What to do: Every record should be written out exactly, with the pictures left out.

______

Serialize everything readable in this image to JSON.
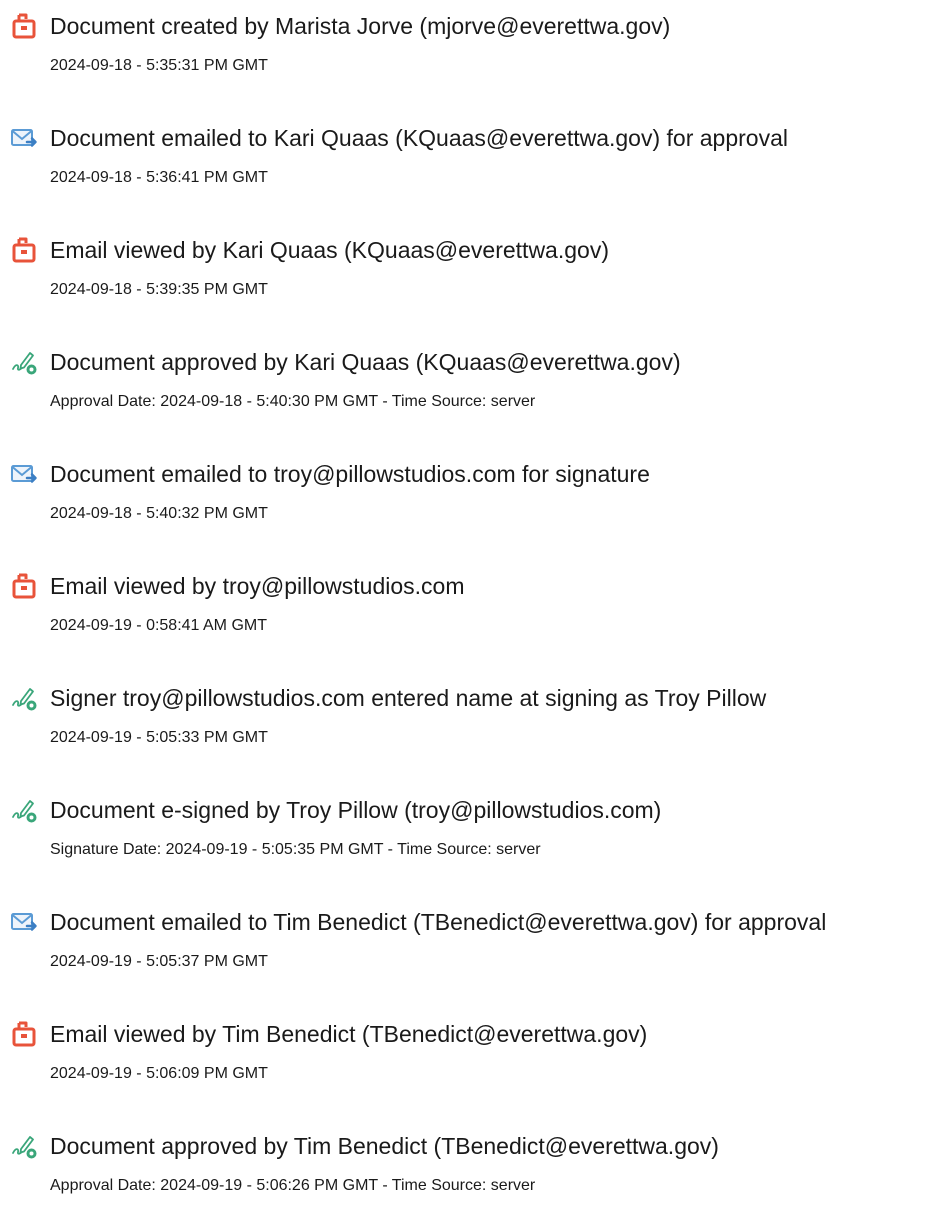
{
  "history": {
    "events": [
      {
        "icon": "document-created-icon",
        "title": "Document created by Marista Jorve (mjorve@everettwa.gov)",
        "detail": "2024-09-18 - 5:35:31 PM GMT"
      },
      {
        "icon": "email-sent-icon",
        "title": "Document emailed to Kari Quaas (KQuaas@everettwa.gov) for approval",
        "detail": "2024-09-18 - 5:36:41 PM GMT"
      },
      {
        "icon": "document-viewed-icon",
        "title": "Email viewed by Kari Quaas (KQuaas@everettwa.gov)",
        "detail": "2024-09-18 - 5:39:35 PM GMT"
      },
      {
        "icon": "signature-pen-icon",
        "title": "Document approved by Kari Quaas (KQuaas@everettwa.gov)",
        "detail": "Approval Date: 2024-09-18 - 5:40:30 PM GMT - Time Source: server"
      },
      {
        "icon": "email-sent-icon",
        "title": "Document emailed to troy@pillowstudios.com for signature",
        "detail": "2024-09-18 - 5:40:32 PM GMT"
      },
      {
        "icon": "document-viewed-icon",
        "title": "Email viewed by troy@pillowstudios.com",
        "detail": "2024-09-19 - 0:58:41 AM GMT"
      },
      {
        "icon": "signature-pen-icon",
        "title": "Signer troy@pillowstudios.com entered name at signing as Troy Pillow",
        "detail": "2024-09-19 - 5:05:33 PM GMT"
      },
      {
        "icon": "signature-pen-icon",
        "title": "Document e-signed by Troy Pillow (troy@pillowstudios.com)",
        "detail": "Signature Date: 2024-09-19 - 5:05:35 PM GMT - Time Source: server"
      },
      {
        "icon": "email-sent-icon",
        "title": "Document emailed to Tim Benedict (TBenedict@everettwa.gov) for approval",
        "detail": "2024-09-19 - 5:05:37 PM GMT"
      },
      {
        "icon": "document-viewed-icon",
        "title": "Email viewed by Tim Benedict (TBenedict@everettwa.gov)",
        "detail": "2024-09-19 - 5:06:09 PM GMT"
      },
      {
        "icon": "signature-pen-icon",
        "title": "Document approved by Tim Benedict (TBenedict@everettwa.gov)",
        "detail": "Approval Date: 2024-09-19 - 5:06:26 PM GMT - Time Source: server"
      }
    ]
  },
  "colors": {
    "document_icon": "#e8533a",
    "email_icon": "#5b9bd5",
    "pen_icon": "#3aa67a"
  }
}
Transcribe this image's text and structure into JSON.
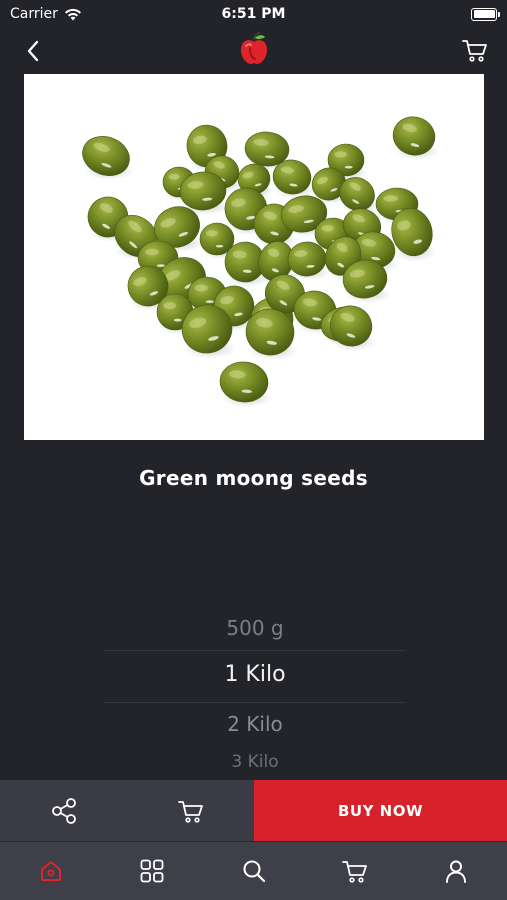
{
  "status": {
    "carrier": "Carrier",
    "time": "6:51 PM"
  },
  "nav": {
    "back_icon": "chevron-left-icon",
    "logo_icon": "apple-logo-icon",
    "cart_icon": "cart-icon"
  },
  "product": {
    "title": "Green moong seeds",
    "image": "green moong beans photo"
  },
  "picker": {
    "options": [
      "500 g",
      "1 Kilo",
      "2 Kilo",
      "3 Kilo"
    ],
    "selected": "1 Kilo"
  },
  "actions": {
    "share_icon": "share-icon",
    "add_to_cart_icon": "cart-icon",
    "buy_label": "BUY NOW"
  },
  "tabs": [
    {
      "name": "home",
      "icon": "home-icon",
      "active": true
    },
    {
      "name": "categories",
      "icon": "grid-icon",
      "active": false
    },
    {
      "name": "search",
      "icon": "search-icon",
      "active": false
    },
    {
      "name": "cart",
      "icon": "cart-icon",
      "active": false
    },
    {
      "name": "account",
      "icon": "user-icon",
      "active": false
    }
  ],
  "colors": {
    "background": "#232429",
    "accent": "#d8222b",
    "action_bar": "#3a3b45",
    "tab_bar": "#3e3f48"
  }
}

______

Full response:
Serialize everything readable in this image to JSON.
{
  "history": {
    "events": [
      {
        "icon": "document-created-icon",
        "title": "Document created by Marista Jorve (mjorve@everettwa.gov)",
        "detail": "2024-09-18 - 5:35:31 PM GMT"
      },
      {
        "icon": "email-sent-icon",
        "title": "Document emailed to Kari Quaas (KQuaas@everettwa.gov) for approval",
        "detail": "2024-09-18 - 5:36:41 PM GMT"
      },
      {
        "icon": "document-viewed-icon",
        "title": "Email viewed by Kari Quaas (KQuaas@everettwa.gov)",
        "detail": "2024-09-18 - 5:39:35 PM GMT"
      },
      {
        "icon": "signature-pen-icon",
        "title": "Document approved by Kari Quaas (KQuaas@everettwa.gov)",
        "detail": "Approval Date: 2024-09-18 - 5:40:30 PM GMT - Time Source: server"
      },
      {
        "icon": "email-sent-icon",
        "title": "Document emailed to troy@pillowstudios.com for signature",
        "detail": "2024-09-18 - 5:40:32 PM GMT"
      },
      {
        "icon": "document-viewed-icon",
        "title": "Email viewed by troy@pillowstudios.com",
        "detail": "2024-09-19 - 0:58:41 AM GMT"
      },
      {
        "icon": "signature-pen-icon",
        "title": "Signer troy@pillowstudios.com entered name at signing as Troy Pillow",
        "detail": "2024-09-19 - 5:05:33 PM GMT"
      },
      {
        "icon": "signature-pen-icon",
        "title": "Document e-signed by Troy Pillow (troy@pillowstudios.com)",
        "detail": "Signature Date: 2024-09-19 - 5:05:35 PM GMT - Time Source: server"
      },
      {
        "icon": "email-sent-icon",
        "title": "Document emailed to Tim Benedict (TBenedict@everettwa.gov) for approval",
        "detail": "2024-09-19 - 5:05:37 PM GMT"
      },
      {
        "icon": "document-viewed-icon",
        "title": "Email viewed by Tim Benedict (TBenedict@everettwa.gov)",
        "detail": "2024-09-19 - 5:06:09 PM GMT"
      },
      {
        "icon": "signature-pen-icon",
        "title": "Document approved by Tim Benedict (TBenedict@everettwa.gov)",
        "detail": "Approval Date: 2024-09-19 - 5:06:26 PM GMT - Time Source: server"
      }
    ]
  },
  "colors": {
    "document_icon": "#e8533a",
    "email_icon": "#5b9bd5",
    "pen_icon": "#3aa67a"
  }
}
Transcribe this image's text and structure into JSON.
{
  "status": {
    "carrier": "Carrier",
    "time": "6:51 PM"
  },
  "nav": {
    "back_icon": "chevron-left-icon",
    "logo_icon": "apple-logo-icon",
    "cart_icon": "cart-icon"
  },
  "product": {
    "title": "Green moong seeds",
    "image": "green moong beans photo"
  },
  "picker": {
    "options": [
      "500 g",
      "1 Kilo",
      "2 Kilo",
      "3 Kilo"
    ],
    "selected": "1 Kilo"
  },
  "actions": {
    "share_icon": "share-icon",
    "add_to_cart_icon": "cart-icon",
    "buy_label": "BUY NOW"
  },
  "tabs": [
    {
      "name": "home",
      "icon": "home-icon",
      "active": true
    },
    {
      "name": "categories",
      "icon": "grid-icon",
      "active": false
    },
    {
      "name": "search",
      "icon": "search-icon",
      "active": false
    },
    {
      "name": "cart",
      "icon": "cart-icon",
      "active": false
    },
    {
      "name": "account",
      "icon": "user-icon",
      "active": false
    }
  ],
  "colors": {
    "background": "#232429",
    "accent": "#d8222b",
    "action_bar": "#3a3b45",
    "tab_bar": "#3e3f48"
  }
}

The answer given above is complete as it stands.